(Exercise requirements):
Which lines have the string "Fang"? Copy all of them from the entries below.

(Task data):
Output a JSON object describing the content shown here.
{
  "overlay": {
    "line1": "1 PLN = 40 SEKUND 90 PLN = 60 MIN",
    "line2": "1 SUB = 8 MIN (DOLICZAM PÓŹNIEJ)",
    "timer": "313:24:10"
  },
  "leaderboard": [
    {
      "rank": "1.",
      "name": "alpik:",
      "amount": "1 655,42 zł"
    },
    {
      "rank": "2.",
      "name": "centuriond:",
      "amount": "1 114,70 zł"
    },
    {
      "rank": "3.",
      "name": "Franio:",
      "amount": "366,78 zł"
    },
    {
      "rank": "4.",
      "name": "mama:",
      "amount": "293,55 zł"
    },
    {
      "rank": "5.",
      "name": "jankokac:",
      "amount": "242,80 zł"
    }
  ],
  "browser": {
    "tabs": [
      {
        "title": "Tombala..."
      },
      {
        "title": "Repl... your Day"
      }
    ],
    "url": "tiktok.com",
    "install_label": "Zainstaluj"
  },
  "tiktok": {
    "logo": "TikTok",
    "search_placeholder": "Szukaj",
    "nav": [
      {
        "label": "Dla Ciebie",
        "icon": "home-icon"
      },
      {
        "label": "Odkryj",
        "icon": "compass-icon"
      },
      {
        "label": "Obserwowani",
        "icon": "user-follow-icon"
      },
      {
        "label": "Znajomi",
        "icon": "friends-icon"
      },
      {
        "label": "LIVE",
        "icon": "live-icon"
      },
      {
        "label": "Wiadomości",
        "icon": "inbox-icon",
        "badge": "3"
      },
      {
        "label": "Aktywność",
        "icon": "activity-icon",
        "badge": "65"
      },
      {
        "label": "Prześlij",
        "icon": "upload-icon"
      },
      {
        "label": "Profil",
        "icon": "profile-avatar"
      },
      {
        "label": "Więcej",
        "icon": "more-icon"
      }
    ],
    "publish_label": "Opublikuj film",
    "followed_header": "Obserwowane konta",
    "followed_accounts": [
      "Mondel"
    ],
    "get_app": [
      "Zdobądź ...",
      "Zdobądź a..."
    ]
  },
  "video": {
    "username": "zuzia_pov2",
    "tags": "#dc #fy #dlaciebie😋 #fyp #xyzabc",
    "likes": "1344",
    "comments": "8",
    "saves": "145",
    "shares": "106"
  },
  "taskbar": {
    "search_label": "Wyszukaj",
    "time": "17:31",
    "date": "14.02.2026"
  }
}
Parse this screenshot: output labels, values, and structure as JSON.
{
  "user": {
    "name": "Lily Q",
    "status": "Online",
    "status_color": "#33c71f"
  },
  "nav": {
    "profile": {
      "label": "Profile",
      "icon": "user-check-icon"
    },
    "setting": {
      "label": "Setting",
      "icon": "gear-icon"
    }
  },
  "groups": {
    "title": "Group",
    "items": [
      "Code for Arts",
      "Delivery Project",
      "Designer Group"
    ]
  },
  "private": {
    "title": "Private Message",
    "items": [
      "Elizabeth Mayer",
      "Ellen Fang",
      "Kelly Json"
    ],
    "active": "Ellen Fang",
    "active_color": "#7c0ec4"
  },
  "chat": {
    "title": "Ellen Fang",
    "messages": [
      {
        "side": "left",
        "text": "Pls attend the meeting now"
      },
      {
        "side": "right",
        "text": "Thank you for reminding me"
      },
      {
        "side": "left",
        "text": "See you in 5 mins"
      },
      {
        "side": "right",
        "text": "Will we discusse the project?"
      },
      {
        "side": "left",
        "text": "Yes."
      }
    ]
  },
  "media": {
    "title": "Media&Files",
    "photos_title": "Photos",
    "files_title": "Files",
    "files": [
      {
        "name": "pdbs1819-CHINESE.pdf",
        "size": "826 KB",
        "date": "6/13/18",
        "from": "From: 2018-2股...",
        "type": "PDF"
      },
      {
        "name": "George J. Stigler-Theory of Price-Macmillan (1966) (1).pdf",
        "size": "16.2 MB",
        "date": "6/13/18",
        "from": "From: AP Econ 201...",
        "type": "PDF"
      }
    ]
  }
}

(Result of this exercise):
      "Ellen Fang",
    "active": "Ellen Fang",
    "title": "Ellen Fang",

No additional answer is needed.